*WRITTEN INSTRUCTION:* Output the entries below exactly as written, omitting pictures.

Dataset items
········
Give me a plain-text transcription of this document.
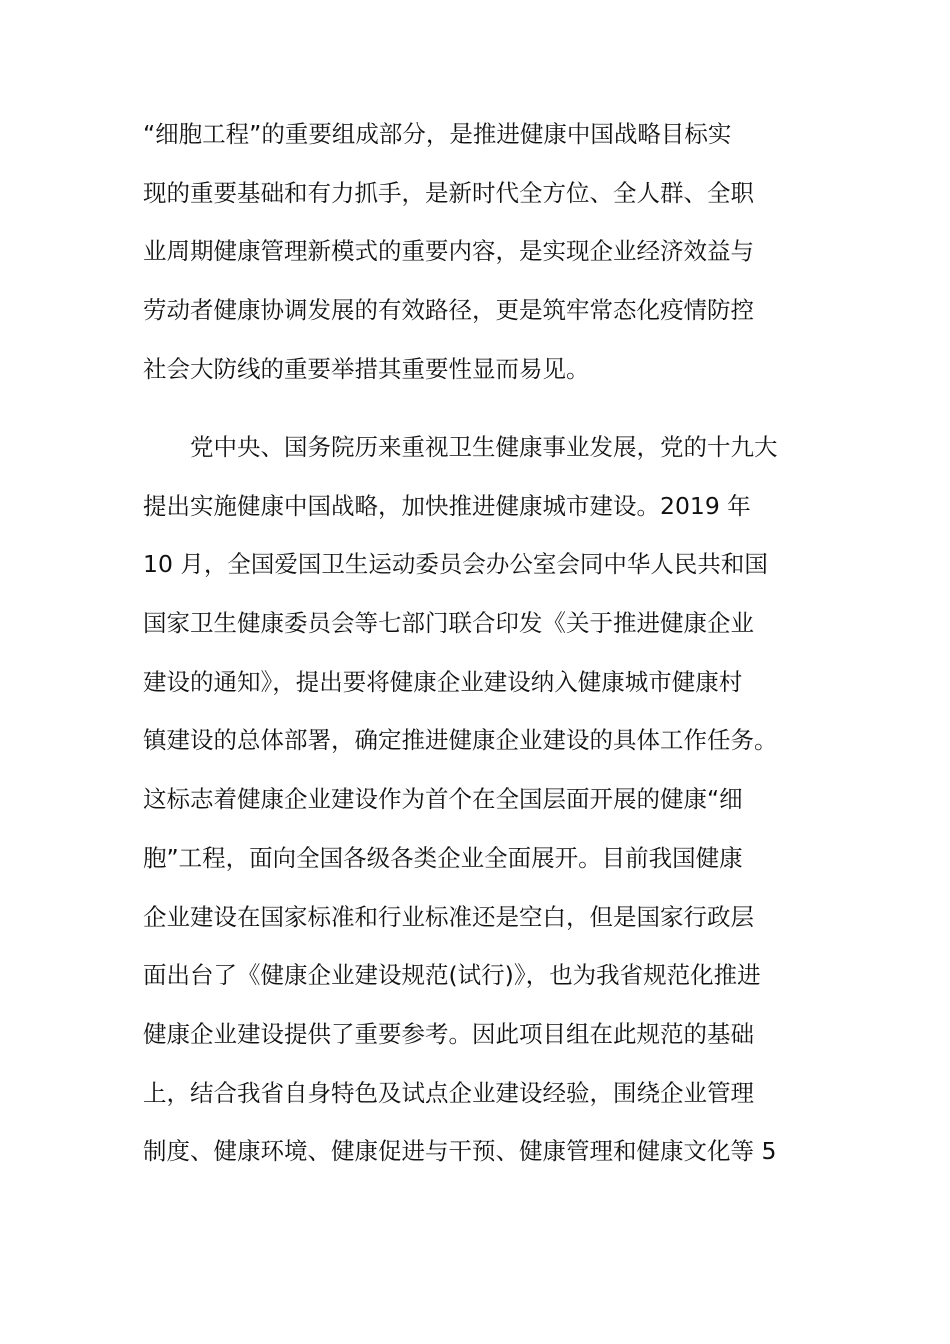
“细胞工程”的重要组成部分，是推进健康中国战略目标实
现的重要基础和有力抓手，是新时代全方位、全人群、全职
业周期健康管理新模式的重要内容，是实现企业经济效益与
劳动者健康协调发展的有效路径，更是筑牢常态化疫情防控
社会大防线的重要举措其重要性显而易见。
党中央、国务院历来重视卫生健康事业发展，党的十九大
提出实施健康中国战略，加快推进健康城市建设。2019 年
10 月，全国爱国卫生运动委员会办公室会同中华人民共和国
国家卫生健康委员会等七部门联合印发《关于推进健康企业
建设的通知》，提出要将健康企业建设纳入健康城市健康村
镇建设的总体部署，确定推进健康企业建设的具体工作任务。
这标志着健康企业建设作为首个在全国层面开展的健康“细
胞”工程，面向全国各级各类企业全面展开。目前我国健康
企业建设在国家标准和行业标准还是空白，但是国家行政层
面出台了《健康企业建设规范(试行)》，也为我省规范化推进
健康企业建设提供了重要参考。因此项目组在此规范的基础
上，结合我省自身特色及试点企业建设经验，围绕企业管理
制度、健康环境、健康促进与干预、健康管理和健康文化等 5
········
*WRITTEN ANSWER:*
Give me a plain-text transcription of this document.
“细胞工程”的重要组成部分，是推进健康中国战略目标实
现的重要基础和有力抓手，是新时代全方位、全人群、全职
业周期健康管理新模式的重要内容，是实现企业经济效益与
劳动者健康协调发展的有效路径，更是筑牢常态化疫情防控
社会大防线的重要举措其重要性显而易见。
党中央、国务院历来重视卫生健康事业发展，党的十九大
提出实施健康中国战略，加快推进健康城市建设。2019 年
10 月，全国爱国卫生运动委员会办公室会同中华人民共和国
国家卫生健康委员会等七部门联合印发《关于推进健康企业
建设的通知》，提出要将健康企业建设纳入健康城市健康村
镇建设的总体部署，确定推进健康企业建设的具体工作任务。
这标志着健康企业建设作为首个在全国层面开展的健康“细
胞”工程，面向全国各级各类企业全面展开。目前我国健康
企业建设在国家标准和行业标准还是空白，但是国家行政层
面出台了《健康企业建设规范(试行)》，也为我省规范化推进
健康企业建设提供了重要参考。因此项目组在此规范的基础
上，结合我省自身特色及试点企业建设经验，围绕企业管理
制度、健康环境、健康促进与干预、健康管理和健康文化等 5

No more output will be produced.